=== Exercise ===
Give the part of the items that opens with the line containing "row-features: [348, 491, 703, 646]" and closes with the line containing "table-row: [111, 117, 891, 293]" as a JSON list of strings, one per line, with blank lines left out.

=== Records to process ===
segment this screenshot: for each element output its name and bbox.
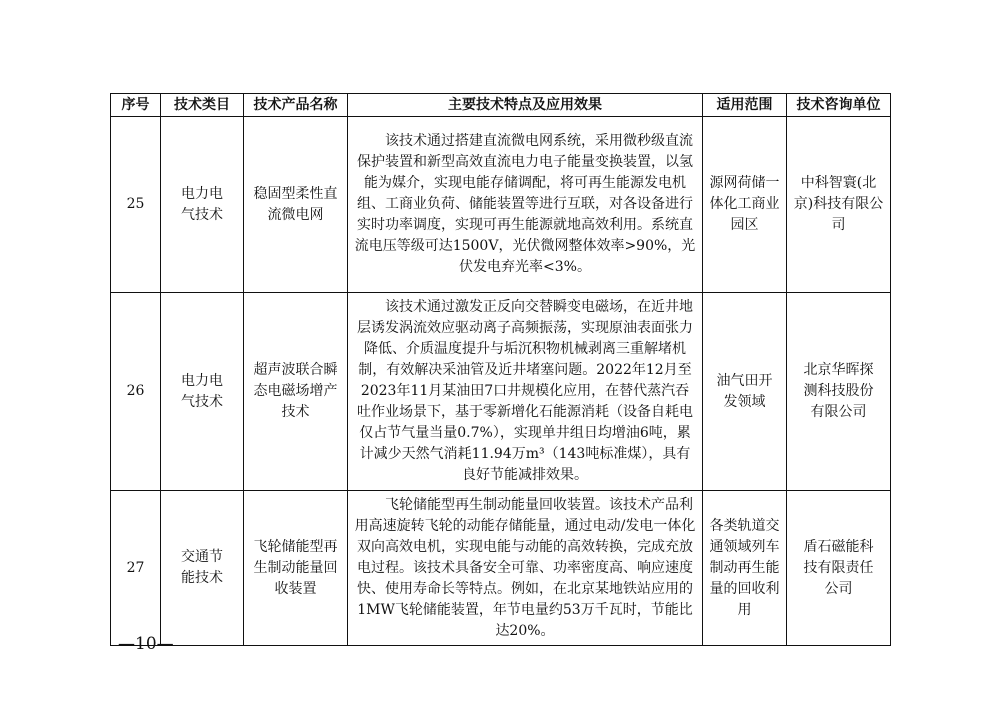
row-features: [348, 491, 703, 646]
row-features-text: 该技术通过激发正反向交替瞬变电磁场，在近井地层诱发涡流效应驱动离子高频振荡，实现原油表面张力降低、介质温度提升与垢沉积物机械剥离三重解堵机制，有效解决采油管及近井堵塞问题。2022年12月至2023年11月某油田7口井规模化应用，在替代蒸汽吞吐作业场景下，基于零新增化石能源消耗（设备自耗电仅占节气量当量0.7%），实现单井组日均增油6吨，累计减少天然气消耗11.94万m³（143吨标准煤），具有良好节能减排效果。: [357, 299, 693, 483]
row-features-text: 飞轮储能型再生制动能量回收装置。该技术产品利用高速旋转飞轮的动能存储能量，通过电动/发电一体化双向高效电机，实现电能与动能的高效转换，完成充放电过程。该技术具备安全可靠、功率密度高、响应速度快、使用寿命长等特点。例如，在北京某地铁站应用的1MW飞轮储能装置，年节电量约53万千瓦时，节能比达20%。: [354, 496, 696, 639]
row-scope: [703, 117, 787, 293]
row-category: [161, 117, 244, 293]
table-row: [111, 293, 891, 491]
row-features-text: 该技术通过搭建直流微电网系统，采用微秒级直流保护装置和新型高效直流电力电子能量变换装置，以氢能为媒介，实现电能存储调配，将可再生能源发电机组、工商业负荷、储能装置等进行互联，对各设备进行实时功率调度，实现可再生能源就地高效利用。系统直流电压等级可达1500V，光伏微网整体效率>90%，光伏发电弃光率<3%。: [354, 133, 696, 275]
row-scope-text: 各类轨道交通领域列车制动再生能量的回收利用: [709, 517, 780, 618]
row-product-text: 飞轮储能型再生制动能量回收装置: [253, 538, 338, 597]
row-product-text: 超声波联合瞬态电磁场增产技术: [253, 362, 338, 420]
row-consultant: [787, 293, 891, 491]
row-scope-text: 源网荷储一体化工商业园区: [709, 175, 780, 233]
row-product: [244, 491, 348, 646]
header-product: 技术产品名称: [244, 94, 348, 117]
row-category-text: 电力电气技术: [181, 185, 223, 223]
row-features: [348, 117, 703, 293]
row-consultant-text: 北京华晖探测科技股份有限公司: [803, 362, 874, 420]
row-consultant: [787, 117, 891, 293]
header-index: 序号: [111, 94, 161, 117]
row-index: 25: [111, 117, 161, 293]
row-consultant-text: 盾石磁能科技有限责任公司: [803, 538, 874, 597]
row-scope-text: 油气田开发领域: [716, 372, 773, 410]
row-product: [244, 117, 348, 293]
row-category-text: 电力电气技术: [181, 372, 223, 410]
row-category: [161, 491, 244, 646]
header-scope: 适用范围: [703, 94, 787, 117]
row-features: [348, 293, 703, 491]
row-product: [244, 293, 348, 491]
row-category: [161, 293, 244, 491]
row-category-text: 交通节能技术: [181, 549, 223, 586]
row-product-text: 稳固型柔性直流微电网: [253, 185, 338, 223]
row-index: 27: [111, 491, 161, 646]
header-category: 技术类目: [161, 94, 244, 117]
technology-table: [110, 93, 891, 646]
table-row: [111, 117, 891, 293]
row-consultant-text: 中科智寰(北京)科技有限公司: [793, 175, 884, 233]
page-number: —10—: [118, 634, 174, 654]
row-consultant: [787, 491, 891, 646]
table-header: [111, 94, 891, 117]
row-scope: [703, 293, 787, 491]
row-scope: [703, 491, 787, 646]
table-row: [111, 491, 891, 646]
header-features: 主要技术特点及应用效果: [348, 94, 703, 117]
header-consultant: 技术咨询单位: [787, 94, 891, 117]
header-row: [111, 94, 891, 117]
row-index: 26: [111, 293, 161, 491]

=== Answer to the exercise ===
[
  "row-features: [348, 491, 703, 646]",
  "row-features-text: 该技术通过激发正反向交替瞬变电磁场，在近井地层诱发涡流效应驱动离子高频振荡，实现原油表面张力降低、介质温度提升与垢沉积物机械剥离三重解堵机制，有效解决采油管及近井堵塞问题。2022年12月至2023年11月某油田7口井规模化应用，在替代蒸汽吞吐作业场景下，基于零新增化石能源消耗（设备自耗电仅占节气量当量0.7%），实现单井组日均增油6吨，累计减少天然气消耗11.94万m³（143吨标准煤），具有良好节能减排效果。: [357, 299, 693, 483]",
  "row-features-text: 飞轮储能型再生制动能量回收装置。该技术产品利用高速旋转飞轮的动能存储能量，通过电动/发电一体化双向高效电机，实现电能与动能的高效转换，完成充放电过程。该技术具备安全可靠、功率密度高、响应速度快、使用寿命长等特点。例如，在北京某地铁站应用的1MW飞轮储能装置，年节电量约53万千瓦时，节能比达20%。: [354, 496, 696, 639]",
  "row-scope: [703, 117, 787, 293]",
  "row-category: [161, 117, 244, 293]",
  "table-row: [111, 293, 891, 491]",
  "row-features-text: 该技术通过搭建直流微电网系统，采用微秒级直流保护装置和新型高效直流电力电子能量变换装置，以氢能为媒介，实现电能存储调配，将可再生能源发电机组、工商业负荷、储能装置等进行互联，对各设备进行实时功率调度，实现可再生能源就地高效利用。系统直流电压等级可达1500V，光伏微网整体效率>90%，光伏发电弃光率<3%。: [354, 133, 696, 275]",
  "row-scope-text: 各类轨道交通领域列车制动再生能量的回收利用: [709, 517, 780, 618]",
  "row-product-text: 飞轮储能型再生制动能量回收装置: [253, 538, 338, 597]",
  "row-product-text: 超声波联合瞬态电磁场增产技术: [253, 362, 338, 420]",
  "row-consultant: [787, 293, 891, 491]",
  "row-scope-text: 源网荷储一体化工商业园区: [709, 175, 780, 233]",
  "row-product: [244, 491, 348, 646]",
  "header-product: 技术产品名称: [244, 94, 348, 117]",
  "row-category-text: 电力电气技术: [181, 185, 223, 223]",
  "row-features: [348, 117, 703, 293]",
  "row-consultant-text: 北京华晖探测科技股份有限公司: [803, 362, 874, 420]",
  "row-consultant: [787, 117, 891, 293]",
  "header-index: 序号: [111, 94, 161, 117]",
  "row-index: 25: [111, 117, 161, 293]",
  "row-consultant-text: 盾石磁能科技有限责任公司: [803, 538, 874, 597]",
  "row-scope-text: 油气田开发领域: [716, 372, 773, 410]",
  "row-product: [244, 117, 348, 293]",
  "row-category-text: 电力电气技术: [181, 372, 223, 410]",
  "row-category: [161, 491, 244, 646]",
  "header-scope: 适用范围: [703, 94, 787, 117]",
  "row-features: [348, 293, 703, 491]",
  "row-product: [244, 293, 348, 491]",
  "row-category: [161, 293, 244, 491]",
  "row-category-text: 交通节能技术: [181, 549, 223, 586]",
  "row-product-text: 稳固型柔性直流微电网: [253, 185, 338, 223]",
  "row-index: 27: [111, 491, 161, 646]",
  "header-category: 技术类目: [161, 94, 244, 117]",
  "technology-table: [110, 93, 891, 646]",
  "table-row: [111, 117, 891, 293]"
]